[Begin]

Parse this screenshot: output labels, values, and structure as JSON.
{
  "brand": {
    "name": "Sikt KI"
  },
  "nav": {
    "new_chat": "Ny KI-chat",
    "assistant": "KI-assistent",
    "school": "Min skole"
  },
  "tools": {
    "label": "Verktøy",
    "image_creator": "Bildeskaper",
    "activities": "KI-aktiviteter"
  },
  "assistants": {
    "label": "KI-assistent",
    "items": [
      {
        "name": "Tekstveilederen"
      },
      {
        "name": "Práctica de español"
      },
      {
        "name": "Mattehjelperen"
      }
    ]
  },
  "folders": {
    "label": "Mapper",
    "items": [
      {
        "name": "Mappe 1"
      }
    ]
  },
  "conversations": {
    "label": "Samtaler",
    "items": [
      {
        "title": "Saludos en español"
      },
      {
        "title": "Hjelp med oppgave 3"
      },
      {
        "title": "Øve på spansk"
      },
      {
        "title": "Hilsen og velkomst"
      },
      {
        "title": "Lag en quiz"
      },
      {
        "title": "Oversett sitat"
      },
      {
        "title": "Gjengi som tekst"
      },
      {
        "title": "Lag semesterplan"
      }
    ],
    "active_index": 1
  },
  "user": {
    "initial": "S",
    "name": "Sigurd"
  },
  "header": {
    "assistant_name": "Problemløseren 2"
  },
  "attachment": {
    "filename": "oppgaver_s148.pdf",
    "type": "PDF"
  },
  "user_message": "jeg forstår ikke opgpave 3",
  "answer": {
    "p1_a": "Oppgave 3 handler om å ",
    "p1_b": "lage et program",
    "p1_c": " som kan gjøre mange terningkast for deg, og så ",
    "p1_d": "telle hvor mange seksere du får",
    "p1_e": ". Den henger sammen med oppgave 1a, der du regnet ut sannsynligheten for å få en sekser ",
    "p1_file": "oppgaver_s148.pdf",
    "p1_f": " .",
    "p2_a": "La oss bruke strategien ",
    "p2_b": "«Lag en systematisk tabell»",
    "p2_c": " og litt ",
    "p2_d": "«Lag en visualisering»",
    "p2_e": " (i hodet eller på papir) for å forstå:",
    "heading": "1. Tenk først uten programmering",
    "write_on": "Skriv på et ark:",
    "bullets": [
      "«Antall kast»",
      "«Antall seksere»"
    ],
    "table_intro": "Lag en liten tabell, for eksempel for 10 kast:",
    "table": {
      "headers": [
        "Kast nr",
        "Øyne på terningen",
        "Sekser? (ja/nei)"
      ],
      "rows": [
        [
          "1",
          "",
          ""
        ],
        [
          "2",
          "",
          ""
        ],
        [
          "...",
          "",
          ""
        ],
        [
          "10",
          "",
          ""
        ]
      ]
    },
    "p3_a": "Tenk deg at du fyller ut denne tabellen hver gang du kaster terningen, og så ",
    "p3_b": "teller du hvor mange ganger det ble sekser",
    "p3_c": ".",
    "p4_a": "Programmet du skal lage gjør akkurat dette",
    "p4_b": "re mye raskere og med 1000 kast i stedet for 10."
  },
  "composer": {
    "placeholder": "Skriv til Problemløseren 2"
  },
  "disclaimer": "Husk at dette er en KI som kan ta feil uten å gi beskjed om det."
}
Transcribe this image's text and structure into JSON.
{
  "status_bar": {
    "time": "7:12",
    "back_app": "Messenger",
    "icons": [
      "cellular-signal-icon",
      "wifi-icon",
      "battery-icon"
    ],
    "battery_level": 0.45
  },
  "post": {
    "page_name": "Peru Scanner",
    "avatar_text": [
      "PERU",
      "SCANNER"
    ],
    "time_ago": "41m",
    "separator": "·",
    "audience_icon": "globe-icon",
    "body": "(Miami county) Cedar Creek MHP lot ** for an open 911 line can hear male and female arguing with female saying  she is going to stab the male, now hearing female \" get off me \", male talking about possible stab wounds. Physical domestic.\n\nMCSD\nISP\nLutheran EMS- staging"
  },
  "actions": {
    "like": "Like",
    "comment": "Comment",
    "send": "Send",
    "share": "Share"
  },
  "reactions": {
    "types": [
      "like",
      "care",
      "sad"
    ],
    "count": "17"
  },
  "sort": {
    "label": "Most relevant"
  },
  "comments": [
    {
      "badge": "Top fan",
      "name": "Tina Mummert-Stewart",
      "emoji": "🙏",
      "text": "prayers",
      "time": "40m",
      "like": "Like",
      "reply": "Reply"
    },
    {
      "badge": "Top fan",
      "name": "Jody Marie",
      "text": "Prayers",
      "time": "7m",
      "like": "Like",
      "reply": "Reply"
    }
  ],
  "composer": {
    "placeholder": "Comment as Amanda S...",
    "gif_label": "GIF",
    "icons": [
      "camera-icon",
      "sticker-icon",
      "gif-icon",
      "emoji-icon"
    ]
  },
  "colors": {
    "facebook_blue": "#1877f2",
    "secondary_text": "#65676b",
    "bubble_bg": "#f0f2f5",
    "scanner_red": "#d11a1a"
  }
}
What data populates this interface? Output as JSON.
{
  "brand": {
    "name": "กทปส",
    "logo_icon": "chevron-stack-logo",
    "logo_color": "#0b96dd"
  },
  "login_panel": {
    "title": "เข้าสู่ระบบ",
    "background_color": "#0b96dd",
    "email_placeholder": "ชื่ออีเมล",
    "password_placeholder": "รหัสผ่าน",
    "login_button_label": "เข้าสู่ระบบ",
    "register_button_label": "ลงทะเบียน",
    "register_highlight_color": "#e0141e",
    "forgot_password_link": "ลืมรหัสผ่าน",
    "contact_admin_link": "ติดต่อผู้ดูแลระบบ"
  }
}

[End]

• **Exercise brief**: Find every line in the listing that holds the string "terningen", then say how many there are as a bare number.

• **Result**: 2